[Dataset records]
################

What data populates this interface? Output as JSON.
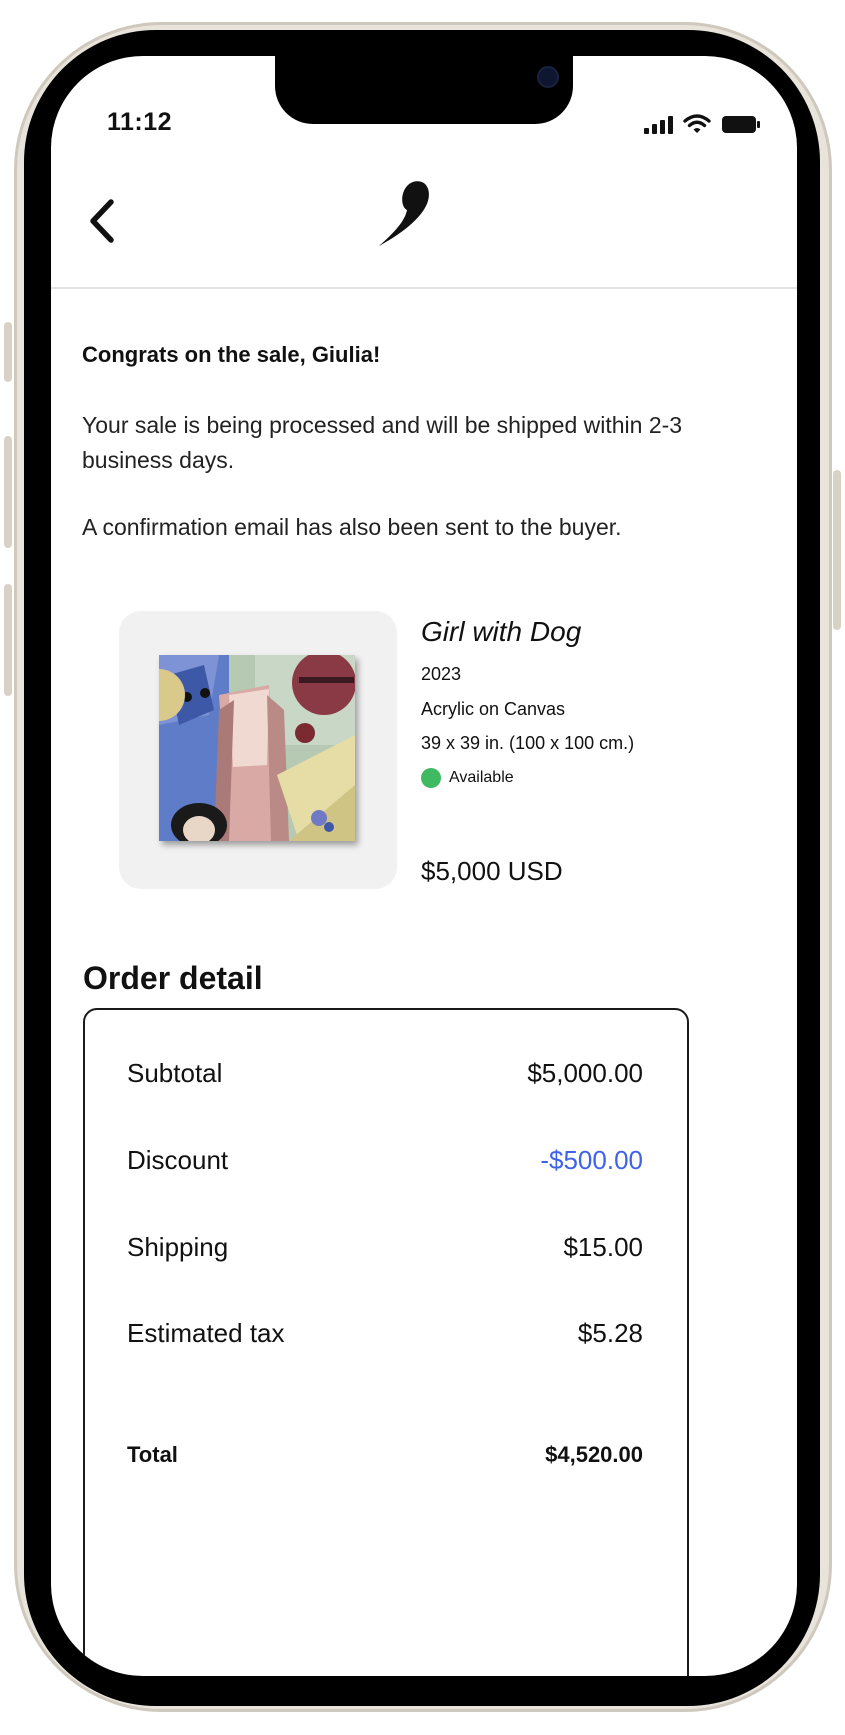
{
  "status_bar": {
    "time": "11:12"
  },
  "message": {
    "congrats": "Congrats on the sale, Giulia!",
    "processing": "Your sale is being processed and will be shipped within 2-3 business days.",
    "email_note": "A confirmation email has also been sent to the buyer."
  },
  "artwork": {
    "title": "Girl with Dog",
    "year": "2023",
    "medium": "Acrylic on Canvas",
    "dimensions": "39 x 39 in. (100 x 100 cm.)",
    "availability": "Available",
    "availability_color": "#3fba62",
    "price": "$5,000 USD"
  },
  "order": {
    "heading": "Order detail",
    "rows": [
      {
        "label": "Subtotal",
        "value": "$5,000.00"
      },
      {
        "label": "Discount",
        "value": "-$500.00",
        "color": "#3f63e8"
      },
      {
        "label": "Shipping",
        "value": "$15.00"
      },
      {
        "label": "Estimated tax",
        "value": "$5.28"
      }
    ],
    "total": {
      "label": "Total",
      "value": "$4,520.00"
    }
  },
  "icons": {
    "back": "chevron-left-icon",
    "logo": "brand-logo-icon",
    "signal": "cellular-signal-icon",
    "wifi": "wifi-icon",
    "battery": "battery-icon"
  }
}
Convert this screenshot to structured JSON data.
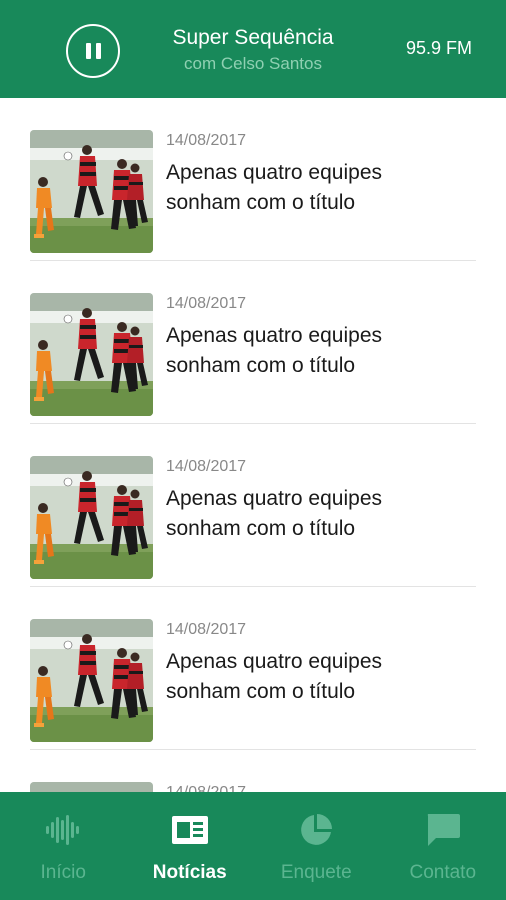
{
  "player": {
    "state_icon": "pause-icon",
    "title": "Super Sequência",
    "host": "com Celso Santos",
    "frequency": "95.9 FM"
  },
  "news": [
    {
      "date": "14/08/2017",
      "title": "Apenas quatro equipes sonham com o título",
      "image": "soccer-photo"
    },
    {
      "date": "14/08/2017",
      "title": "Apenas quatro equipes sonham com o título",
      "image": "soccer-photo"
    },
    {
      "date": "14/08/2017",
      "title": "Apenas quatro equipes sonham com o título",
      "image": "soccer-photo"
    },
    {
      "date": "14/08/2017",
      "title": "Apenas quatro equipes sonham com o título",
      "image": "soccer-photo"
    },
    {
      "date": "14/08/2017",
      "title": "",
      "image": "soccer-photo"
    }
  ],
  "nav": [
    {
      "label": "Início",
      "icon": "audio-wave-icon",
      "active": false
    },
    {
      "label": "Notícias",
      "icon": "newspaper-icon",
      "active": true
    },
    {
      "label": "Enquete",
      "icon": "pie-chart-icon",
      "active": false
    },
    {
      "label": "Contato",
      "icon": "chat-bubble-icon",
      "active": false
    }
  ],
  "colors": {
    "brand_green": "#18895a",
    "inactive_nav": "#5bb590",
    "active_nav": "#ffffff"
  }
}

################

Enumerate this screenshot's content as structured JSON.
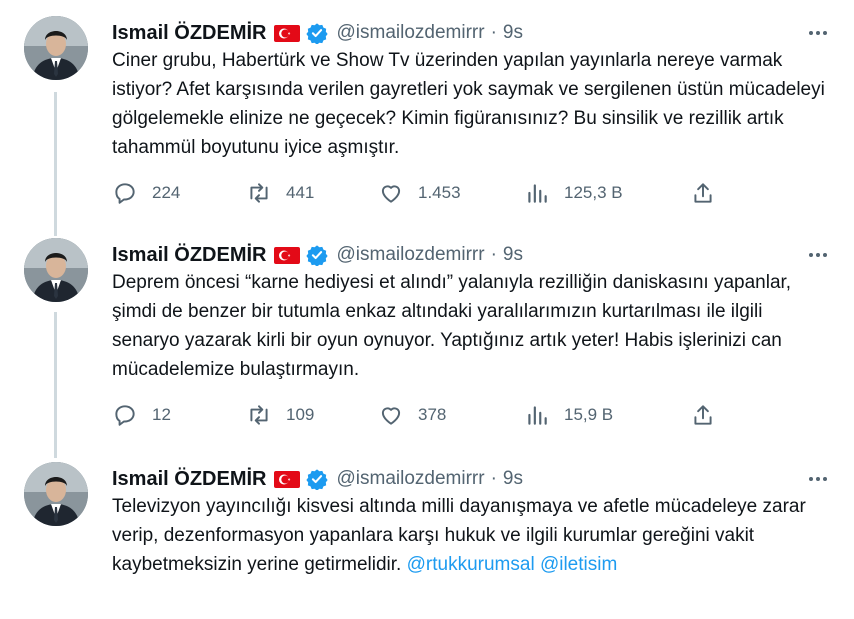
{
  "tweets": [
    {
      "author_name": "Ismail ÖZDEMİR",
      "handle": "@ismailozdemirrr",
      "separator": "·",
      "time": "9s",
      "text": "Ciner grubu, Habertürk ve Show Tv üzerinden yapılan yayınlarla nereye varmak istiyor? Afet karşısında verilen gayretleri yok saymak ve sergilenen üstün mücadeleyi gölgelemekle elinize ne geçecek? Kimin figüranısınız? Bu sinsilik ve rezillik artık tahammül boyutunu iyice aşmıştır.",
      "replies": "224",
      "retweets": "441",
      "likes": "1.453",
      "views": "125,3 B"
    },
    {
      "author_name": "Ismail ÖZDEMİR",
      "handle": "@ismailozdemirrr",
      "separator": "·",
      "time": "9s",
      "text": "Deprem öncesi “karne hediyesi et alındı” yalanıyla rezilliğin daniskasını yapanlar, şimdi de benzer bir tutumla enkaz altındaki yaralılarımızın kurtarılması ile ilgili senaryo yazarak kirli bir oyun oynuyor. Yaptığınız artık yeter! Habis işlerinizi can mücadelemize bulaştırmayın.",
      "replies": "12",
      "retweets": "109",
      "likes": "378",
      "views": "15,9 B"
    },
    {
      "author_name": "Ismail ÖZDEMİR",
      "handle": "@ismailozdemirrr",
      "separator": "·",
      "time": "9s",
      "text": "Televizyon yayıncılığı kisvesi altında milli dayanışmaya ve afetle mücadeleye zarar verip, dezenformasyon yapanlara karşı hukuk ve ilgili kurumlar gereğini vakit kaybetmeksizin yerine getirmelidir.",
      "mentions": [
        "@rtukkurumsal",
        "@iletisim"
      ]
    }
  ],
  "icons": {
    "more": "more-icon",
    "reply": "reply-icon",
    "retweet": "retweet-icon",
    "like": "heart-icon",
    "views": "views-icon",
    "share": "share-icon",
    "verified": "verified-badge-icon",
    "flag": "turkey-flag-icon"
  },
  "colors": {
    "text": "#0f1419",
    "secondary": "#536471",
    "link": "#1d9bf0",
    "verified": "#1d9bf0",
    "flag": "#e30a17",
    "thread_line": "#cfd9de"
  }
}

################

_Given task_
Select every line where the word "sale" occurs.

_Task solution_
    "congrats": "Congrats on the sale, Giulia!",
    "processing": "Your sale is being processed and will be shipped within 2-3 business days.",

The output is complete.